# Exercise description:
Write out the full set of records exactly. Any pictures in them do not belong in the copy.

[start]

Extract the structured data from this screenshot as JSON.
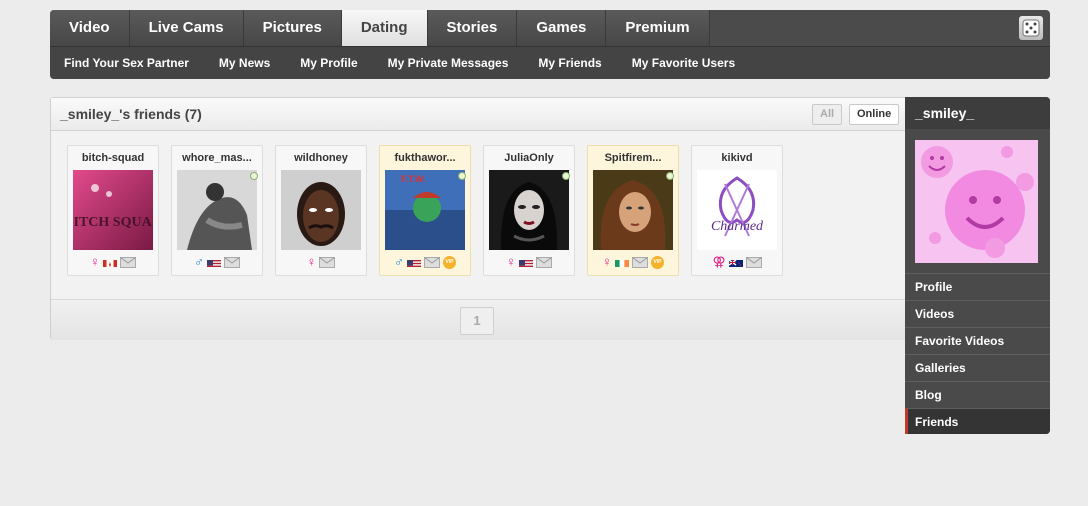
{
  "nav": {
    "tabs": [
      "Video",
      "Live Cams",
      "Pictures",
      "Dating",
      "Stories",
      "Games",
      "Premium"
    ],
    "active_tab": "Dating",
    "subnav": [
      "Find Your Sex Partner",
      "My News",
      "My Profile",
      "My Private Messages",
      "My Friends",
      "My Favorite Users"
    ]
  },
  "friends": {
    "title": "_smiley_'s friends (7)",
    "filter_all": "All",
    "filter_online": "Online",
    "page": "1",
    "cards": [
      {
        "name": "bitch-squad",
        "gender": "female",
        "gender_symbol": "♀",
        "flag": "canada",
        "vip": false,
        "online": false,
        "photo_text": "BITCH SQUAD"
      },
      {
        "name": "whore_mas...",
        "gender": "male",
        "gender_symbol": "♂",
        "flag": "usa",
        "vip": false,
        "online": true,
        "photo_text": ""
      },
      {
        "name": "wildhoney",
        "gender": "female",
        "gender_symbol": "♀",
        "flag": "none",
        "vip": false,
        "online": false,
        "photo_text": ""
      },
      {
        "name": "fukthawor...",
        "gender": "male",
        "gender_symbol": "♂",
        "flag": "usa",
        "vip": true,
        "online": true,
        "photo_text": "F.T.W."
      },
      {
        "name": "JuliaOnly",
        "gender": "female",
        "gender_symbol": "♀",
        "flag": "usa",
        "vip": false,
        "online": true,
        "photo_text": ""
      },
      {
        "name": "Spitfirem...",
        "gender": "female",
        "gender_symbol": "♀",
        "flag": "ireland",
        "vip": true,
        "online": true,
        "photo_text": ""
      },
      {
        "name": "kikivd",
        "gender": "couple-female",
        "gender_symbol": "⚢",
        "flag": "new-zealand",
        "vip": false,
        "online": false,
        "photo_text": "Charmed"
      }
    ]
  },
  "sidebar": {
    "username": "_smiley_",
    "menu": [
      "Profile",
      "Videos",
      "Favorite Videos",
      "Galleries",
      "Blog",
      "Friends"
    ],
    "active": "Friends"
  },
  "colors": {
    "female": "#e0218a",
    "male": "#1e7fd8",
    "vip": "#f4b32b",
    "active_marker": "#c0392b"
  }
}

[end]

# Output for this exercise:
Extract the structured data from this screenshot as JSON.
{
  "nav": {
    "tabs": [
      "Video",
      "Live Cams",
      "Pictures",
      "Dating",
      "Stories",
      "Games",
      "Premium"
    ],
    "active_tab": "Dating",
    "subnav": [
      "Find Your Sex Partner",
      "My News",
      "My Profile",
      "My Private Messages",
      "My Friends",
      "My Favorite Users"
    ]
  },
  "friends": {
    "title": "_smiley_'s friends (7)",
    "filter_all": "All",
    "filter_online": "Online",
    "page": "1",
    "cards": [
      {
        "name": "bitch-squad",
        "gender": "female",
        "gender_symbol": "♀",
        "flag": "canada",
        "vip": false,
        "online": false,
        "photo_text": "BITCH SQUAD"
      },
      {
        "name": "whore_mas...",
        "gender": "male",
        "gender_symbol": "♂",
        "flag": "usa",
        "vip": false,
        "online": true,
        "photo_text": ""
      },
      {
        "name": "wildhoney",
        "gender": "female",
        "gender_symbol": "♀",
        "flag": "none",
        "vip": false,
        "online": false,
        "photo_text": ""
      },
      {
        "name": "fukthawor...",
        "gender": "male",
        "gender_symbol": "♂",
        "flag": "usa",
        "vip": true,
        "online": true,
        "photo_text": "F.T.W."
      },
      {
        "name": "JuliaOnly",
        "gender": "female",
        "gender_symbol": "♀",
        "flag": "usa",
        "vip": false,
        "online": true,
        "photo_text": ""
      },
      {
        "name": "Spitfirem...",
        "gender": "female",
        "gender_symbol": "♀",
        "flag": "ireland",
        "vip": true,
        "online": true,
        "photo_text": ""
      },
      {
        "name": "kikivd",
        "gender": "couple-female",
        "gender_symbol": "⚢",
        "flag": "new-zealand",
        "vip": false,
        "online": false,
        "photo_text": "Charmed"
      }
    ]
  },
  "sidebar": {
    "username": "_smiley_",
    "menu": [
      "Profile",
      "Videos",
      "Favorite Videos",
      "Galleries",
      "Blog",
      "Friends"
    ],
    "active": "Friends"
  },
  "colors": {
    "female": "#e0218a",
    "male": "#1e7fd8",
    "vip": "#f4b32b",
    "active_marker": "#c0392b"
  }
}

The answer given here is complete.